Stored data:

┏━━

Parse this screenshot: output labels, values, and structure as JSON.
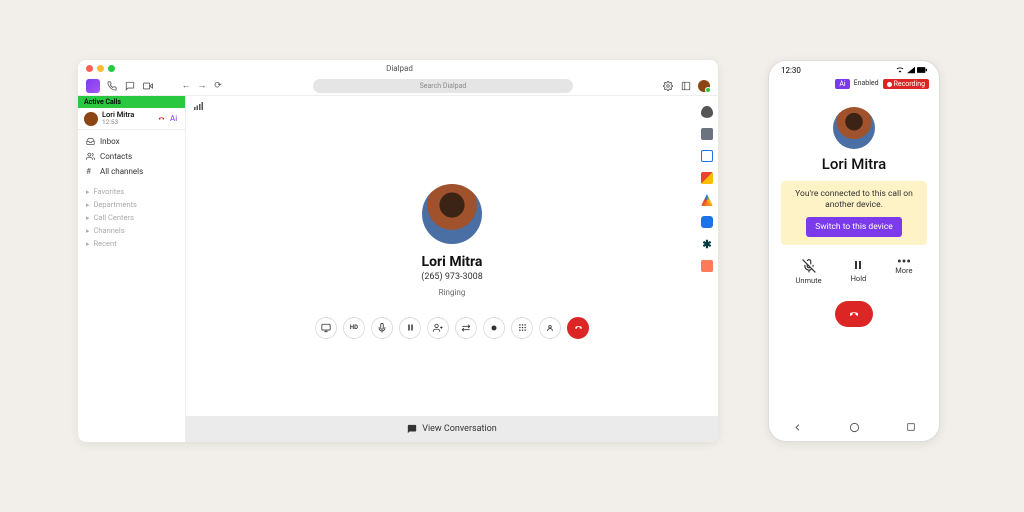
{
  "desktop": {
    "app_title": "Dialpad",
    "search_placeholder": "Search Dialpad",
    "active_calls_header": "Active Calls",
    "active_call": {
      "name": "Lori Mitra",
      "time": "12:53"
    },
    "nav": {
      "inbox": "Inbox",
      "contacts": "Contacts",
      "all_channels": "All channels"
    },
    "groups": {
      "favorites": "Favorites",
      "departments": "Departments",
      "call_centers": "Call Centers",
      "channels": "Channels",
      "recent": "Recent"
    },
    "caller": {
      "name": "Lori Mitra",
      "phone": "(265) 973-3008",
      "status": "Ringing"
    },
    "view_conversation": "View Conversation",
    "integrations": {
      "person": "#555555",
      "safe": "#6b7280",
      "calendar": "#1a73e8",
      "gmail": "#ea4335",
      "drive": "#34a853",
      "messages": "#1a73e8",
      "zendesk": "#03363d",
      "hubspot": "#ff7a59"
    }
  },
  "mobile": {
    "time": "12:30",
    "badge_ai": "Ai",
    "badge_ai_label": "Enabled",
    "badge_rec": "Recording",
    "caller_name": "Lori Mitra",
    "banner_text": "You're connected to this call on another device.",
    "switch_label": "Switch to this device",
    "controls": {
      "unmute": "Unmute",
      "hold": "Hold",
      "more": "More"
    }
  }
}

┗━━

#### [Exercise description]
Tally up the lines holding the string "device" in this listing, and report the total alone.

#### [Final result]
2